>> Begin Data to process

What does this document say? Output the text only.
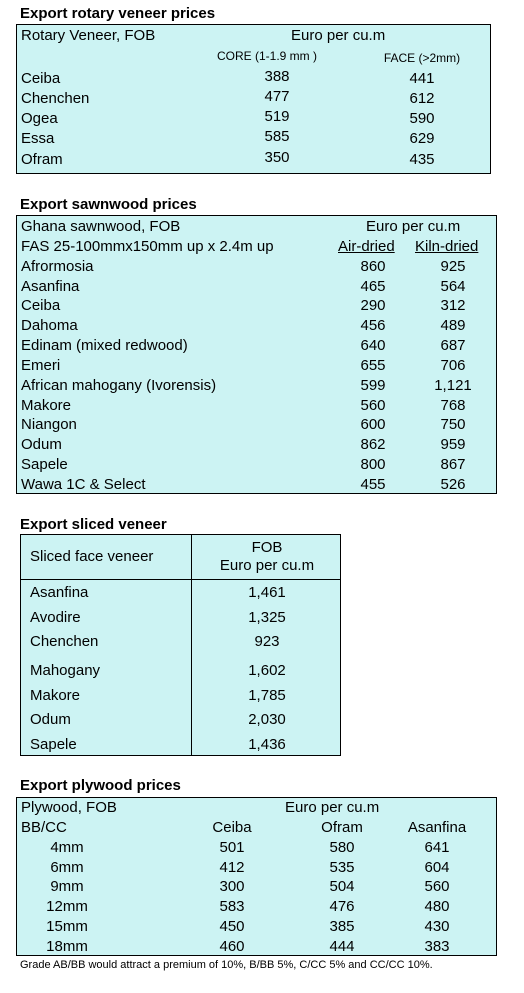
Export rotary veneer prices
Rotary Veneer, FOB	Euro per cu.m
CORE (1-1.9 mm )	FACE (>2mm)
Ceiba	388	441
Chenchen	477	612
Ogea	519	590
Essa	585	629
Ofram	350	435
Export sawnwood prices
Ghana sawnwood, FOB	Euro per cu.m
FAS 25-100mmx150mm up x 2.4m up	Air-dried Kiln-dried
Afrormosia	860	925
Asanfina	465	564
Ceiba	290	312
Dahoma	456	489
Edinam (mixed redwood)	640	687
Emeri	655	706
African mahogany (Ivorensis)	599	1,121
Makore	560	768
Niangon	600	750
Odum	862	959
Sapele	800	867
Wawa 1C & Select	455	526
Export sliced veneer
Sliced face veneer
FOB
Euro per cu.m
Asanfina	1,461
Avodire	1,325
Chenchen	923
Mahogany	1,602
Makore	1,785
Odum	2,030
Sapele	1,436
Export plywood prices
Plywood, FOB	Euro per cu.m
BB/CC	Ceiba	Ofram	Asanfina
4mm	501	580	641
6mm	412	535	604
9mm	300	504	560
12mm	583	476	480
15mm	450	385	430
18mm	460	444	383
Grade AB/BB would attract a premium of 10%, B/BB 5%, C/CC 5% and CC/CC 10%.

>> End Data to process

• [Aim]
Leave out the pictures and output the rest of the material exactly as written.

• [Solution to this problem]
What does this document say? Output the text only.
Export rotary veneer prices
Rotary Veneer, FOB	Euro per cu.m
CORE (1-1.9 mm )	FACE (>2mm)
Ceiba	388	441
Chenchen	477	612
Ogea	519	590
Essa	585	629
Ofram	350	435
Export sawnwood prices
Ghana sawnwood, FOB	Euro per cu.m
FAS 25-100mmx150mm up x 2.4m up	Air-dried Kiln-dried
Afrormosia	860	925
Asanfina	465	564
Ceiba	290	312
Dahoma	456	489
Edinam (mixed redwood)	640	687
Emeri	655	706
African mahogany (Ivorensis)	599	1,121
Makore	560	768
Niangon	600	750
Odum	862	959
Sapele	800	867
Wawa 1C & Select	455	526
Export sliced veneer
Sliced face veneer
FOB
Euro per cu.m
Asanfina	1,461
Avodire	1,325
Chenchen	923
Mahogany	1,602
Makore	1,785
Odum	2,030
Sapele	1,436
Export plywood prices
Plywood, FOB	Euro per cu.m
BB/CC	Ceiba	Ofram	Asanfina
4mm	501	580	641
6mm	412	535	604
9mm	300	504	560
12mm	583	476	480
15mm	450	385	430
18mm	460	444	383
Grade AB/BB would attract a premium of 10%, B/BB 5%, C/CC 5% and CC/CC 10%.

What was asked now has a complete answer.